-- Exercise description --
Please copy out the material below from its first line up to and including the line that contains "use-button[interactable]: U bbox=[632, 304, 728, 384]".

■ ■ ■ ■

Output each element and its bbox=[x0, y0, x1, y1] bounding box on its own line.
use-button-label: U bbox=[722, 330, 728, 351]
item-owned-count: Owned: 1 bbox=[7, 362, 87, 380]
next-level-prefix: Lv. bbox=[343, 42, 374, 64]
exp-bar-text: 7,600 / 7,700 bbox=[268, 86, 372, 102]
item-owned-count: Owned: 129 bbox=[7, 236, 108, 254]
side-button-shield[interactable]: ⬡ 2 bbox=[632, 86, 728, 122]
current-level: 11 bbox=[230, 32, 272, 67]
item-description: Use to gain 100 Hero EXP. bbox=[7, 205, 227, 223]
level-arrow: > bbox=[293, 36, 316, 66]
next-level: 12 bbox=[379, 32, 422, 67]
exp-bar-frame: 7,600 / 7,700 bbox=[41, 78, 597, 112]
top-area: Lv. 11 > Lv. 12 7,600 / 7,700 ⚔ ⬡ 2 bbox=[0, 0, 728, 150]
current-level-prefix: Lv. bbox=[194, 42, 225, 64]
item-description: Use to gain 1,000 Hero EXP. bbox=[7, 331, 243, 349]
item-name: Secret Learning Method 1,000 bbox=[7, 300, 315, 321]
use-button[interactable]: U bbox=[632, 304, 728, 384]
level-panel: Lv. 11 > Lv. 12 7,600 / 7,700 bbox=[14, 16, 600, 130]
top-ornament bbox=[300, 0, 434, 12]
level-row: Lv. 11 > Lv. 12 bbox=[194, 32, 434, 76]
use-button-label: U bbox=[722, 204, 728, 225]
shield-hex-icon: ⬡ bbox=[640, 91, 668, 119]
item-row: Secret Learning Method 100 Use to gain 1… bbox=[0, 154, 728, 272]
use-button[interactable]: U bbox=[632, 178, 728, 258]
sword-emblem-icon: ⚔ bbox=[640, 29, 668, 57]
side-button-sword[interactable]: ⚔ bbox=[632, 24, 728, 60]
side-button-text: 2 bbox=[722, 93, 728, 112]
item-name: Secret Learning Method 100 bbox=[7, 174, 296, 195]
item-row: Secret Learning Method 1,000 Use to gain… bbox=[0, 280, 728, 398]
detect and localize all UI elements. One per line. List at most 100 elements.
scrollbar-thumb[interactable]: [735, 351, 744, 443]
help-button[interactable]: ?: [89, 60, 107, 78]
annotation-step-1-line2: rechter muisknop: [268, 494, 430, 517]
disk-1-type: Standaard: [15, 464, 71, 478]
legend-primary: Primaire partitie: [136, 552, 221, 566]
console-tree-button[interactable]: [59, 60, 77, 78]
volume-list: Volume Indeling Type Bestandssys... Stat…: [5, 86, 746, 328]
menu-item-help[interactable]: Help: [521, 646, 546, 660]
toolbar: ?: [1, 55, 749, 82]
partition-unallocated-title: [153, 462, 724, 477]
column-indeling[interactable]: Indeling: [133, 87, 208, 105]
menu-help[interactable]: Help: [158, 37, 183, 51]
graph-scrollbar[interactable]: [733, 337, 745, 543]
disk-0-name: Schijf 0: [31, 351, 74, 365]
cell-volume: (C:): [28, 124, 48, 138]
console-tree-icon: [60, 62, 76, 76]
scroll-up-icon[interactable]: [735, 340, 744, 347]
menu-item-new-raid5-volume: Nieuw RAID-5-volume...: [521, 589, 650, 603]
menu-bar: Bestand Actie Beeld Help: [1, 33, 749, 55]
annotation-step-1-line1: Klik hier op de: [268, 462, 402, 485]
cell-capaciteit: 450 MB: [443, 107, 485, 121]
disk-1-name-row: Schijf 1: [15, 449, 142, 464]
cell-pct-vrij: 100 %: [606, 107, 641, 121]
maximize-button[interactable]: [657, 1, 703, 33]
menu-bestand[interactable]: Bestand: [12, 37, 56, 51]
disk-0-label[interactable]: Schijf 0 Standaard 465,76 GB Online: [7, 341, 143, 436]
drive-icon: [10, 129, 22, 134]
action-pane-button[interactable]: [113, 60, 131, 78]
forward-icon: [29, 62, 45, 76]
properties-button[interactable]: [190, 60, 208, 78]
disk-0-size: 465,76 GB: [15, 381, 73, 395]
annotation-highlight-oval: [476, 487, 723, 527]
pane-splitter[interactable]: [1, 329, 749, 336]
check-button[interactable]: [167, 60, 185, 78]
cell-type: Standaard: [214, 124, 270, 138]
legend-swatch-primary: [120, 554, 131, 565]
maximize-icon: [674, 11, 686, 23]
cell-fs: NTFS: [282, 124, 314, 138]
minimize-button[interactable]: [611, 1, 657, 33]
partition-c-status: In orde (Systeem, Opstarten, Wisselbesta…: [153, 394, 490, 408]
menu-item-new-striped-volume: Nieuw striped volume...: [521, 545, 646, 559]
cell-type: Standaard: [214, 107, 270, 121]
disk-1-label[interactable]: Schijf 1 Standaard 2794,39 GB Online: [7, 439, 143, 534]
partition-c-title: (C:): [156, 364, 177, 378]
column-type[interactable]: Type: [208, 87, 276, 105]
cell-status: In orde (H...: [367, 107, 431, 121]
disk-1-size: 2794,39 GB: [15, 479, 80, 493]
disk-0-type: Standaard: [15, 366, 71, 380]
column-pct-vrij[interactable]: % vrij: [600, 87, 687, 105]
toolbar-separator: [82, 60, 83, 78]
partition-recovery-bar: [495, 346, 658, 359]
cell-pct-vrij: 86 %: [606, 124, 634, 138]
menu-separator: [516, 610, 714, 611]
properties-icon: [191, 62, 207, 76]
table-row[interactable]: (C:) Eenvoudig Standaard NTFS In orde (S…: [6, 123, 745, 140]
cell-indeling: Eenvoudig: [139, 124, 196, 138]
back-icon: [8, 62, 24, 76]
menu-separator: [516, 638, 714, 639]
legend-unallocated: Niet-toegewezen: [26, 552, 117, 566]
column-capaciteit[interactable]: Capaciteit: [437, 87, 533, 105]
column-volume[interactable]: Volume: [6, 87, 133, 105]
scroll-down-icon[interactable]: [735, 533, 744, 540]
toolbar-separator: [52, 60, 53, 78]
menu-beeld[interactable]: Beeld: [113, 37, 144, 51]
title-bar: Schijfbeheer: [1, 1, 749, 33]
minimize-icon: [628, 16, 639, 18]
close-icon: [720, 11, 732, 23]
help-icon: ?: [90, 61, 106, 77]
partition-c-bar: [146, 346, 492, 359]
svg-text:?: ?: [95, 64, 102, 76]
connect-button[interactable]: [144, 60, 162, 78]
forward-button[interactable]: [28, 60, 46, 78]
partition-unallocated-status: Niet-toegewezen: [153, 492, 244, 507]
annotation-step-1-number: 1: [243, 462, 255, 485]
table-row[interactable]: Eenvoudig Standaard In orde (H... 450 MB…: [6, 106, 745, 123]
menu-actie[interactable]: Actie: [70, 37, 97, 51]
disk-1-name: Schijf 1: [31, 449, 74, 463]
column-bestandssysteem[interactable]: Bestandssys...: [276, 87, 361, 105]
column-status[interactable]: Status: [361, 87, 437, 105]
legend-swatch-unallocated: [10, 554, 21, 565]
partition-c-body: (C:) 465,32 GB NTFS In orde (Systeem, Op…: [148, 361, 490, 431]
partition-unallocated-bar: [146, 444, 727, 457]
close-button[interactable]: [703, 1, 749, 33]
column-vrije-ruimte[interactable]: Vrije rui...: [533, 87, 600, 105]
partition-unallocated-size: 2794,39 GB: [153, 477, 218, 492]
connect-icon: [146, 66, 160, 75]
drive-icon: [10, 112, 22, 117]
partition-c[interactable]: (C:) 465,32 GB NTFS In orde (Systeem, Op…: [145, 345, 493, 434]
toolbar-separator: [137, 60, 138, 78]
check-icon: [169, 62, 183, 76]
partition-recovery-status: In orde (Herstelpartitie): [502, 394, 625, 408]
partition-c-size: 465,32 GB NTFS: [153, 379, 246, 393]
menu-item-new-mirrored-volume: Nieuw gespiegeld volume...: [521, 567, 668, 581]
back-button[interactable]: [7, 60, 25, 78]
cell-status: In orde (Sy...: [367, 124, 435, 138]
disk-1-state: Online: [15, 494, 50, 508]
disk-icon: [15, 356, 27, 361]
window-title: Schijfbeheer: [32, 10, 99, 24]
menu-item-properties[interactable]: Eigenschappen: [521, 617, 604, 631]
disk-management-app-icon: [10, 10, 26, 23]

■ ■ ■ ■

-- Final result --
Output each element and its bbox=[x0, y0, x1, y1] bounding box on its own line.
use-button-label: U bbox=[722, 330, 728, 351]
item-owned-count: Owned: 1 bbox=[7, 362, 87, 380]
next-level-prefix: Lv. bbox=[343, 42, 374, 64]
exp-bar-text: 7,600 / 7,700 bbox=[268, 86, 372, 102]
item-owned-count: Owned: 129 bbox=[7, 236, 108, 254]
side-button-shield[interactable]: ⬡ 2 bbox=[632, 86, 728, 122]
current-level: 11 bbox=[230, 32, 272, 67]
item-description: Use to gain 100 Hero EXP. bbox=[7, 205, 227, 223]
level-arrow: > bbox=[293, 36, 316, 66]
next-level: 12 bbox=[379, 32, 422, 67]
exp-bar-frame: 7,600 / 7,700 bbox=[41, 78, 597, 112]
top-area: Lv. 11 > Lv. 12 7,600 / 7,700 ⚔ ⬡ 2 bbox=[0, 0, 728, 150]
current-level-prefix: Lv. bbox=[194, 42, 225, 64]
item-description: Use to gain 1,000 Hero EXP. bbox=[7, 331, 243, 349]
item-name: Secret Learning Method 1,000 bbox=[7, 300, 315, 321]
use-button[interactable]: U bbox=[632, 304, 728, 384]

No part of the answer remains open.